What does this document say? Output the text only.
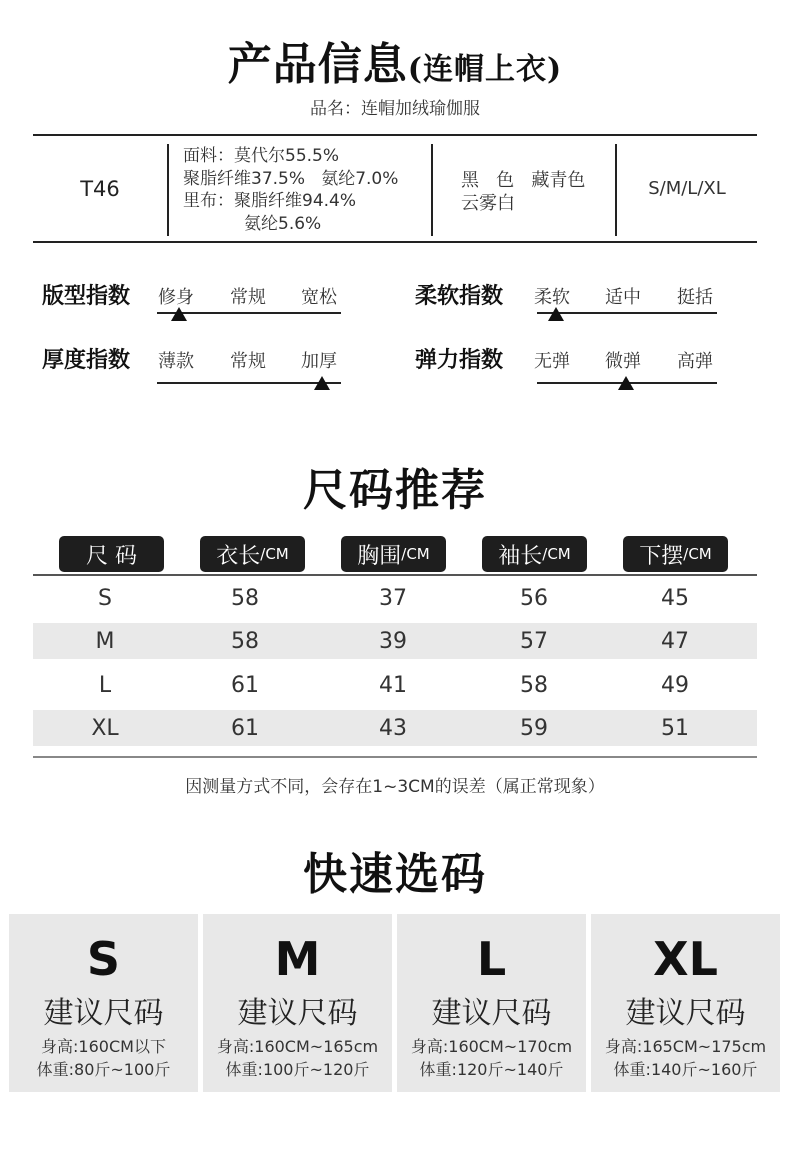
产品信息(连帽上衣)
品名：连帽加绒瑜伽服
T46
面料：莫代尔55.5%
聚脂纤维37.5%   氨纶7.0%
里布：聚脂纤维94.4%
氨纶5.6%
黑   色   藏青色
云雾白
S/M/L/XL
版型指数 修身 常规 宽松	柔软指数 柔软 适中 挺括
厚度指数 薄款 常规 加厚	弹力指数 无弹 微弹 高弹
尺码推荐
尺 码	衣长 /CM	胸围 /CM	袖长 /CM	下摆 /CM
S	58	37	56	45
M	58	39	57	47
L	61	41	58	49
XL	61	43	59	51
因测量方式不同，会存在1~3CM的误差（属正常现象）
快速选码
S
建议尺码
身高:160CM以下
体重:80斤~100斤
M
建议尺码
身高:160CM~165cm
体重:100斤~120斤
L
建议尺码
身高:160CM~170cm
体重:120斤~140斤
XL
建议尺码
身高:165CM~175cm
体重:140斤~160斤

--

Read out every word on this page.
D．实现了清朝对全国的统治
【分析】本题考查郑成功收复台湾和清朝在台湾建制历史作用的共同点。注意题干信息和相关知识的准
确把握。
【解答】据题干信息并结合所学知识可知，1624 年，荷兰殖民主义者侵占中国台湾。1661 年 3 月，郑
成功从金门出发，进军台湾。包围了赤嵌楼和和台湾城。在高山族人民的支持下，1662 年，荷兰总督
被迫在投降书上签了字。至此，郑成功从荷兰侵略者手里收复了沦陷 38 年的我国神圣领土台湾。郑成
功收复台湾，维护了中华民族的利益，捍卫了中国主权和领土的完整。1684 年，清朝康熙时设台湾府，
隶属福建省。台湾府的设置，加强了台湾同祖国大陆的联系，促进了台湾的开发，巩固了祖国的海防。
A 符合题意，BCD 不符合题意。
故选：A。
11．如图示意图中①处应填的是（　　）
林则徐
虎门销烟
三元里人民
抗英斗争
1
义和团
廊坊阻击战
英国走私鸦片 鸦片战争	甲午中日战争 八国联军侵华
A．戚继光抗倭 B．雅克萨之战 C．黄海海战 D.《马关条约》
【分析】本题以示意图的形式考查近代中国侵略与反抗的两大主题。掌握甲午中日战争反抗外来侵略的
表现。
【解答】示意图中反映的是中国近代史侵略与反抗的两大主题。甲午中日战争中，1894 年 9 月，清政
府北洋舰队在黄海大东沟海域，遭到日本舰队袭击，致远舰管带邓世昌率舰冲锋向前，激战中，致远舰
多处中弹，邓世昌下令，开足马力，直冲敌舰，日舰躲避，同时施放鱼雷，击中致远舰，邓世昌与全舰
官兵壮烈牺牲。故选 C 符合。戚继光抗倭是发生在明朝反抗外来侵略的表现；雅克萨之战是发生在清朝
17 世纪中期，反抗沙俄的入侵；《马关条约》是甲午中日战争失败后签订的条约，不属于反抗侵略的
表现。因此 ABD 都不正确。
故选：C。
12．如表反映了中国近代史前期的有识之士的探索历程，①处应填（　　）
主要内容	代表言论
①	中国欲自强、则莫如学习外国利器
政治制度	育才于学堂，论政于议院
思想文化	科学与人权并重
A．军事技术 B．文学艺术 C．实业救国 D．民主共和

--

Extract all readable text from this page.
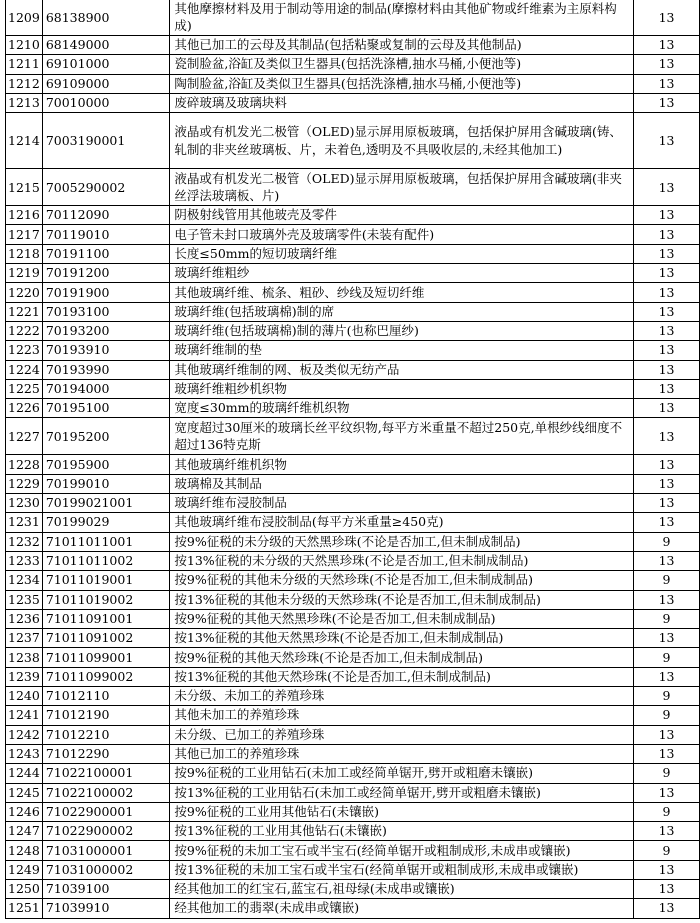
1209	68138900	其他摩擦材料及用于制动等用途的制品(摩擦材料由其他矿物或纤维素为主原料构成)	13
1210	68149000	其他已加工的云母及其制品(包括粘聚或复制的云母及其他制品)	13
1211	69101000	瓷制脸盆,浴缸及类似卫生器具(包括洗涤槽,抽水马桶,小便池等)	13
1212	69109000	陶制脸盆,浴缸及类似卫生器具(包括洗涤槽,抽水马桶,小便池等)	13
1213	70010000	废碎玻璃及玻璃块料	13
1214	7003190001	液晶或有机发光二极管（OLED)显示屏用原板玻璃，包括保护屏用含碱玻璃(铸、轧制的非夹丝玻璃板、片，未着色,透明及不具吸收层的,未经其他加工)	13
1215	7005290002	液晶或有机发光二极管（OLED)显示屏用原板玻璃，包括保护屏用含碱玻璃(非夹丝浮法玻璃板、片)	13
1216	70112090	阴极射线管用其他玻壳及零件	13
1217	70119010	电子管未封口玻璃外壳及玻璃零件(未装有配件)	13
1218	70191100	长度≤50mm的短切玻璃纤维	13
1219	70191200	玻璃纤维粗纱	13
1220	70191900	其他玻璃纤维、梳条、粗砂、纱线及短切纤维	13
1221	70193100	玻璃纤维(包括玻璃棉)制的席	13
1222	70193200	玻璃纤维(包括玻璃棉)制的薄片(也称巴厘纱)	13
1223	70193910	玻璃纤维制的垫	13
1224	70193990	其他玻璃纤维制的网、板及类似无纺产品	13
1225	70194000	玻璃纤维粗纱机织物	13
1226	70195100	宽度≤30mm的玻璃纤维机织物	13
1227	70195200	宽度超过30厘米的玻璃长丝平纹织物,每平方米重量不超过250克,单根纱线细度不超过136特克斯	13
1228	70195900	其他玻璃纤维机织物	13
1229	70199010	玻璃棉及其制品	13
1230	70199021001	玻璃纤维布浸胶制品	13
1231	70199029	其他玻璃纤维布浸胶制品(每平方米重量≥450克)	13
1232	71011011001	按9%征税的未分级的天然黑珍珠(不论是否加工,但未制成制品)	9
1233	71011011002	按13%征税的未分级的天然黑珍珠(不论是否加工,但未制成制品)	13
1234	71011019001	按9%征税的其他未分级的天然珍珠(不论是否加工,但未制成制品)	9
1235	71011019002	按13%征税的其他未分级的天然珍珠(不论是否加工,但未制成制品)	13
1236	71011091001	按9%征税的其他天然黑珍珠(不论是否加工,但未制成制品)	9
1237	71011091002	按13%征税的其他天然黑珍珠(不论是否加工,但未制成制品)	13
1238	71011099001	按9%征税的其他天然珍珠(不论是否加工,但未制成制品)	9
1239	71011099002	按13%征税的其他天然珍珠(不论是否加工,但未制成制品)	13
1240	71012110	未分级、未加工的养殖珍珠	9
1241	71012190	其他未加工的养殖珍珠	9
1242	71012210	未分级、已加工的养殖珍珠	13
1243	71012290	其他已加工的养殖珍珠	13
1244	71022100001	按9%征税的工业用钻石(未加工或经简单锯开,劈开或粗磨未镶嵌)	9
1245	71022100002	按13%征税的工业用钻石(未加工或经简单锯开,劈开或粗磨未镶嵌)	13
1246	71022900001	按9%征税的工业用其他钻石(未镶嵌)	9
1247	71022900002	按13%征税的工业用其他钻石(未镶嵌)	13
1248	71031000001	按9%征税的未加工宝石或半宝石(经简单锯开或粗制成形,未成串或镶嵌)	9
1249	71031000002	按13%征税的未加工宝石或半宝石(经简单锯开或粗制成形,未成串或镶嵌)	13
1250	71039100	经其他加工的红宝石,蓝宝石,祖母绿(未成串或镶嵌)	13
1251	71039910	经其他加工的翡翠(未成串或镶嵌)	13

▸ WRITTEN PROBLEM:
Report how many lines hold the string "包括玻璃棉", giving the number and nothing else.

▸ COMPLETE ANSWER:
2